WORK TO DO -
Gather all lines containing the string "location" and copy them out.

── PROVIDED MATERIAL

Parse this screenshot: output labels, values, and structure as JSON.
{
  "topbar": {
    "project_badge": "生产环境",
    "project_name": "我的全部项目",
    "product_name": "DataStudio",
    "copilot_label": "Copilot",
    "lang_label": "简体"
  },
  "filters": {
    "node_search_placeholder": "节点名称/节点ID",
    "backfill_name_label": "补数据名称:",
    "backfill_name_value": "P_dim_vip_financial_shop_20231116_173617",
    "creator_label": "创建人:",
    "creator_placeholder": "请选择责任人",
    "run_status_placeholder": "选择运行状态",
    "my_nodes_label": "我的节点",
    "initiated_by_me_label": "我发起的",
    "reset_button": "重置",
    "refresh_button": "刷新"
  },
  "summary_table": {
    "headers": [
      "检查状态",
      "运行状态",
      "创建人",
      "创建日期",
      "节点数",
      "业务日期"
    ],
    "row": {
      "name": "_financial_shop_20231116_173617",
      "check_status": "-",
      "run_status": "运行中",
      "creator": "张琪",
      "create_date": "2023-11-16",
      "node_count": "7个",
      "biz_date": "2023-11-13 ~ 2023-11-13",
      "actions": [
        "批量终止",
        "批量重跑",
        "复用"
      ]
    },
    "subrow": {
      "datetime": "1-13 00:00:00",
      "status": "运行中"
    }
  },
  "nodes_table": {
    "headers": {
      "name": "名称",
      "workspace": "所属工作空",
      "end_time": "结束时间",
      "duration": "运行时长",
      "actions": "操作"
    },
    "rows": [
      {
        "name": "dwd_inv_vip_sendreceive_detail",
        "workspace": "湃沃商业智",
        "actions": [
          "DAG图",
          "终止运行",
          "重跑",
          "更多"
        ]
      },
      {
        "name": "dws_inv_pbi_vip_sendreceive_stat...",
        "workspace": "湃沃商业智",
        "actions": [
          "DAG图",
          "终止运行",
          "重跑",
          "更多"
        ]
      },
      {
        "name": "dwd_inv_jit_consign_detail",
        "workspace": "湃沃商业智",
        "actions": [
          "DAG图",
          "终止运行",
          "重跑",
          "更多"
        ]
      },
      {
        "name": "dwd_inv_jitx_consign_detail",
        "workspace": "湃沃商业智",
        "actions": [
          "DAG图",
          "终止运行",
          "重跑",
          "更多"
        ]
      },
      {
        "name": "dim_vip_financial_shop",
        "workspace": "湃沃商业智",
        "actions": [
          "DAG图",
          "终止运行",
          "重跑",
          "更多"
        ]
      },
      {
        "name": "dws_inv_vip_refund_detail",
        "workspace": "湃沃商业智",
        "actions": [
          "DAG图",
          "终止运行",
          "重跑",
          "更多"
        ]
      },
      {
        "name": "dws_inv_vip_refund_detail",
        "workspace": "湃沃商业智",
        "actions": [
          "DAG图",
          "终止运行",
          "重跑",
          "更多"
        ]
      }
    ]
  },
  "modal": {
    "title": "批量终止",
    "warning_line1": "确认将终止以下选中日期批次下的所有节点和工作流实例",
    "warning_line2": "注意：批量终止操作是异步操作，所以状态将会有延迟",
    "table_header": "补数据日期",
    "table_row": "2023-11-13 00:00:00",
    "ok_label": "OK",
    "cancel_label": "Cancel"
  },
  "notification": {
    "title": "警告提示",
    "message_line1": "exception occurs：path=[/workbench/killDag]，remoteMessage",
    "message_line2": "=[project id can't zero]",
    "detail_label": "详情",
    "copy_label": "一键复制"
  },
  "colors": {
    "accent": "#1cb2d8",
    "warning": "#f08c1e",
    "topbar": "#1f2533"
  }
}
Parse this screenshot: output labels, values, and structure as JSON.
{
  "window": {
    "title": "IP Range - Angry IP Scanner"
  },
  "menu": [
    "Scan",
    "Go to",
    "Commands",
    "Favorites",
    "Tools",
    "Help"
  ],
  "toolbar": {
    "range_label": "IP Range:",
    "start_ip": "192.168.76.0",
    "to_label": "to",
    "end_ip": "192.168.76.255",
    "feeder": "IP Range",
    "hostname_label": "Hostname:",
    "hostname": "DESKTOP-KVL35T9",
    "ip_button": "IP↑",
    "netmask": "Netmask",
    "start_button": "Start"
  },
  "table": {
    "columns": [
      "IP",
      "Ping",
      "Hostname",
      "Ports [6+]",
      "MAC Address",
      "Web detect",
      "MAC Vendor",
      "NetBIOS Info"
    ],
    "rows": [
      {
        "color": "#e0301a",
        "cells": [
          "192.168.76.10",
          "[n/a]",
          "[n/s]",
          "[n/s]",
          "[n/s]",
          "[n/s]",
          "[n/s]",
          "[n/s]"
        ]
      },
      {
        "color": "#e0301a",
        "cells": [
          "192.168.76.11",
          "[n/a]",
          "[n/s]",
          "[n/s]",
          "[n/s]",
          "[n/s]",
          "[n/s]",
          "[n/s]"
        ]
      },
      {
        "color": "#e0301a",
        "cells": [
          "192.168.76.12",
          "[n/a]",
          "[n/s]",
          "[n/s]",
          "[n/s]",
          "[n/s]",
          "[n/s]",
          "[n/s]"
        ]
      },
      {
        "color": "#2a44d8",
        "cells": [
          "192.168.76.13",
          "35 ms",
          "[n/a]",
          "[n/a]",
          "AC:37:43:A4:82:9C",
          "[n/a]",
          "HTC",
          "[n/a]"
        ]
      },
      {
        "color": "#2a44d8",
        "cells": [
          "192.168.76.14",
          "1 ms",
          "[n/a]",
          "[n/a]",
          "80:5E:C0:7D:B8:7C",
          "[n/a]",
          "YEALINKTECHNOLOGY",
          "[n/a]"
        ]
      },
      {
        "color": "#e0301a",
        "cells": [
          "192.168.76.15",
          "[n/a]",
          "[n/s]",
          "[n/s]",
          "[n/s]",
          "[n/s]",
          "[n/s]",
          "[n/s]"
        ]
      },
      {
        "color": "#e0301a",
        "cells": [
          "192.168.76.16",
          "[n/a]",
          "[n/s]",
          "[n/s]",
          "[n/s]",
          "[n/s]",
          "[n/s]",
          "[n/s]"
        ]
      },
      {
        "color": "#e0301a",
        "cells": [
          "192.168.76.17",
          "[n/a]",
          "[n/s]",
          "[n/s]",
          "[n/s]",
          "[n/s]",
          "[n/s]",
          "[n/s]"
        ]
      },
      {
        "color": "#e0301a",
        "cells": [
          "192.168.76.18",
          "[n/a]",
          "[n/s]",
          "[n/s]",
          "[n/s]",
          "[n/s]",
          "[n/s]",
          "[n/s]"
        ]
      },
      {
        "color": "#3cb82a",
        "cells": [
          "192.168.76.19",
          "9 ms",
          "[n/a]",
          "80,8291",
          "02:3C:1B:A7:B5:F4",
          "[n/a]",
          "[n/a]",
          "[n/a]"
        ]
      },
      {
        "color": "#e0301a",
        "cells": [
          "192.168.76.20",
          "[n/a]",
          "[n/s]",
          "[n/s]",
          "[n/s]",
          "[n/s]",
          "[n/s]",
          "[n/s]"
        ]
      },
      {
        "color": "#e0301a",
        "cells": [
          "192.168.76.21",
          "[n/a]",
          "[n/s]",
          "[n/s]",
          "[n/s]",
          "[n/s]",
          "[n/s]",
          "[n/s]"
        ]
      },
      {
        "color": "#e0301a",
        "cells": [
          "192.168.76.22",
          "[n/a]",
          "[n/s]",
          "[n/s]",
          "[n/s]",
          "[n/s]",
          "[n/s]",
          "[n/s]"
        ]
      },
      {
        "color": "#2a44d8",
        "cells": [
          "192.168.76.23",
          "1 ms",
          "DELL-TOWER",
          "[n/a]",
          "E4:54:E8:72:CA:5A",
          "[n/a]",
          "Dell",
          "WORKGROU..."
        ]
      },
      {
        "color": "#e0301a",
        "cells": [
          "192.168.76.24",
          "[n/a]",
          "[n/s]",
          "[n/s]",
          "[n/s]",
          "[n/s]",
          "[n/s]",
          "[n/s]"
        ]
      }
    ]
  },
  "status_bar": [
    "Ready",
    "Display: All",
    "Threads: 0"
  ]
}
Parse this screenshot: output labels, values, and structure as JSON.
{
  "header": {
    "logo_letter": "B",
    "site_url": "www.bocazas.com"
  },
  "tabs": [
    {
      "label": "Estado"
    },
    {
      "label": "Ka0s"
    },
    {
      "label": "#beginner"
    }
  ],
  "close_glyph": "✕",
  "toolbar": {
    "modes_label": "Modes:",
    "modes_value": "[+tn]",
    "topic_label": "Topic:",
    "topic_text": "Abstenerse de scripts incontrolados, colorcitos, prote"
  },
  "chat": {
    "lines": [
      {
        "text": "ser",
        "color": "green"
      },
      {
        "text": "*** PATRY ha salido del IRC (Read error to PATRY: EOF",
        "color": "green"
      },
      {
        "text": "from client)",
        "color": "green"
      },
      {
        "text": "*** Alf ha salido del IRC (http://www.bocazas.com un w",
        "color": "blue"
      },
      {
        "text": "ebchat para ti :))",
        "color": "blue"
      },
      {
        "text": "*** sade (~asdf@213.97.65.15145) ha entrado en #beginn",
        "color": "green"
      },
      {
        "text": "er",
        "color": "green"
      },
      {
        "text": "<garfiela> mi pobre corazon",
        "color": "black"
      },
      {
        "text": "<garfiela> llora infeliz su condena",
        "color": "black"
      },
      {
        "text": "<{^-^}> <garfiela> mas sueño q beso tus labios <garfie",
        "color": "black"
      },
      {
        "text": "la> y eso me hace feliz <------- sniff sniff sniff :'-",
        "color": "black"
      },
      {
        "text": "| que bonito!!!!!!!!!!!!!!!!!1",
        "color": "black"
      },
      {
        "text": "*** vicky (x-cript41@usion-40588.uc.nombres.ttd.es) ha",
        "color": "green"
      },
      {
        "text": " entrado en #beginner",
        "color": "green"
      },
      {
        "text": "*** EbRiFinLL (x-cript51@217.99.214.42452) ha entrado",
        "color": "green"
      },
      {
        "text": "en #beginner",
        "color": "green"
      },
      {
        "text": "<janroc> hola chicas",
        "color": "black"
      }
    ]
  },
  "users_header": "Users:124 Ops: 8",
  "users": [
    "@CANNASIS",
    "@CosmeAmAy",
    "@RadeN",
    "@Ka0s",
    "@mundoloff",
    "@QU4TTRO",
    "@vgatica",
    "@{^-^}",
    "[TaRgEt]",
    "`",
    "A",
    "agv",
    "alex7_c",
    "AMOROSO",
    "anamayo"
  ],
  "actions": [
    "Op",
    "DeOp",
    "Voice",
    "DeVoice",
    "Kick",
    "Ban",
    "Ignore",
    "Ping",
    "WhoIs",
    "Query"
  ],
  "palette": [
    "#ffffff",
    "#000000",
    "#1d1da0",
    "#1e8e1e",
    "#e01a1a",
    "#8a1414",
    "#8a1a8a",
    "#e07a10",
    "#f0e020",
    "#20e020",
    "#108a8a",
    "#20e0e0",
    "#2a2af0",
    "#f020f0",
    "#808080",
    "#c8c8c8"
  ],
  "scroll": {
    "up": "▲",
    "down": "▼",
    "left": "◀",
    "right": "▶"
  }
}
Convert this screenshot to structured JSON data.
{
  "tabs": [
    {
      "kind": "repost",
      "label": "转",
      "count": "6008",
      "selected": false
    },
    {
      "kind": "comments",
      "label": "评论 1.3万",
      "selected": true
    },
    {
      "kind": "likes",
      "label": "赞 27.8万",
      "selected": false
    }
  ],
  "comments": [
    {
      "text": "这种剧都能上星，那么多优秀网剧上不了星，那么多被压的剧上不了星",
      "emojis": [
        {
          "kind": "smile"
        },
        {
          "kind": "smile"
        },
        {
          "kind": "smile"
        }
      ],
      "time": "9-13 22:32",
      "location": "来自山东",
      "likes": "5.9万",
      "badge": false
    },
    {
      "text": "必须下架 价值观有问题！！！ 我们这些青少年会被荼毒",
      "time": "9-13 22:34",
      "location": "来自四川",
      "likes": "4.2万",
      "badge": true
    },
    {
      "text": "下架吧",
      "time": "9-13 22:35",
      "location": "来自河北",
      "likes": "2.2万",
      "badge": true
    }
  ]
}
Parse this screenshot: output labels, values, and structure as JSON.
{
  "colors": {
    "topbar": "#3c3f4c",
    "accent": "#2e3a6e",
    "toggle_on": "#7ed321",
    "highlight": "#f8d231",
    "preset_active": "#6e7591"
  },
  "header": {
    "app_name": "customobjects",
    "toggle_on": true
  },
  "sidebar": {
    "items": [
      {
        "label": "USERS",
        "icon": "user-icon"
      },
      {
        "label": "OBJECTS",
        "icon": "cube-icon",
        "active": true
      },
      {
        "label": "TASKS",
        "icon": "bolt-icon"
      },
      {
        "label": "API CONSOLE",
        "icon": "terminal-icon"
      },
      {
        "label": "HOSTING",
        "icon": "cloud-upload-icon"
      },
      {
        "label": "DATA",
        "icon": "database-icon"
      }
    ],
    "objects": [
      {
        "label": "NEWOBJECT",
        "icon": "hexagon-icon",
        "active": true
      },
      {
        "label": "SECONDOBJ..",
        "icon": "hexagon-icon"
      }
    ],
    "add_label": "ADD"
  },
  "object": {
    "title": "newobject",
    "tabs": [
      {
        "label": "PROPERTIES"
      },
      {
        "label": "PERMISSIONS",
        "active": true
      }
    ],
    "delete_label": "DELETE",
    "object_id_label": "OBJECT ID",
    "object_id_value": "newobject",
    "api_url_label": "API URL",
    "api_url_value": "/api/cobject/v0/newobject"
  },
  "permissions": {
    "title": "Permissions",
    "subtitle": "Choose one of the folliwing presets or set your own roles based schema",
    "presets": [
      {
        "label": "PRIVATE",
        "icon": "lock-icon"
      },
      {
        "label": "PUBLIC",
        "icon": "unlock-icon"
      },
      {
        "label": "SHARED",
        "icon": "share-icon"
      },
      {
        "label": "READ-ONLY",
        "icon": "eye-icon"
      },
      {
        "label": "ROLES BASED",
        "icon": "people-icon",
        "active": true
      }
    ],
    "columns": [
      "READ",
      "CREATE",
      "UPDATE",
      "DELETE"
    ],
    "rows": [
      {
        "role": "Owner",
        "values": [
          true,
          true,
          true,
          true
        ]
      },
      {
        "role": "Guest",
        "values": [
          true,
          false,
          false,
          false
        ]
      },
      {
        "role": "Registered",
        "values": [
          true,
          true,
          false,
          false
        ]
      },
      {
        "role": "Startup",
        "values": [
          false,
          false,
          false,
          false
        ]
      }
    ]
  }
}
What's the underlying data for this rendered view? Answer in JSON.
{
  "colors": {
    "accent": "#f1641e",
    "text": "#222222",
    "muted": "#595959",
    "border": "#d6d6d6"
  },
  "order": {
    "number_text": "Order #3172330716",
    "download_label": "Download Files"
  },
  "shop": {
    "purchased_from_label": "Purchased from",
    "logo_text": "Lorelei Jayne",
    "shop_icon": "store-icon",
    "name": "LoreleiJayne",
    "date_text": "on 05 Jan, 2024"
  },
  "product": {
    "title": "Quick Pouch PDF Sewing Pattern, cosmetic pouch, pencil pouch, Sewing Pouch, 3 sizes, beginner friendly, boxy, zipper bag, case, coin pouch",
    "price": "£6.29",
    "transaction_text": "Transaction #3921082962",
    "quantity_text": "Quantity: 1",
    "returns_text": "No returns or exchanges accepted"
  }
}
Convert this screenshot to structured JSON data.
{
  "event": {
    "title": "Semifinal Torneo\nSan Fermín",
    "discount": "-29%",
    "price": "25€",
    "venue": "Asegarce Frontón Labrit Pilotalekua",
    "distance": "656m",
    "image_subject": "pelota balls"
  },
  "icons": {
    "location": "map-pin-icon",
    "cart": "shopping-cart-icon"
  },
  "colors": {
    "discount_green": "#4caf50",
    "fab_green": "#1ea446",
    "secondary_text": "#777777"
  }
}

────

RESPONSE TO THE TASK -
      "location": "来自山东",
      "location": "来自四川",
      "location": "来自河北",
    "location": "map-pin-icon",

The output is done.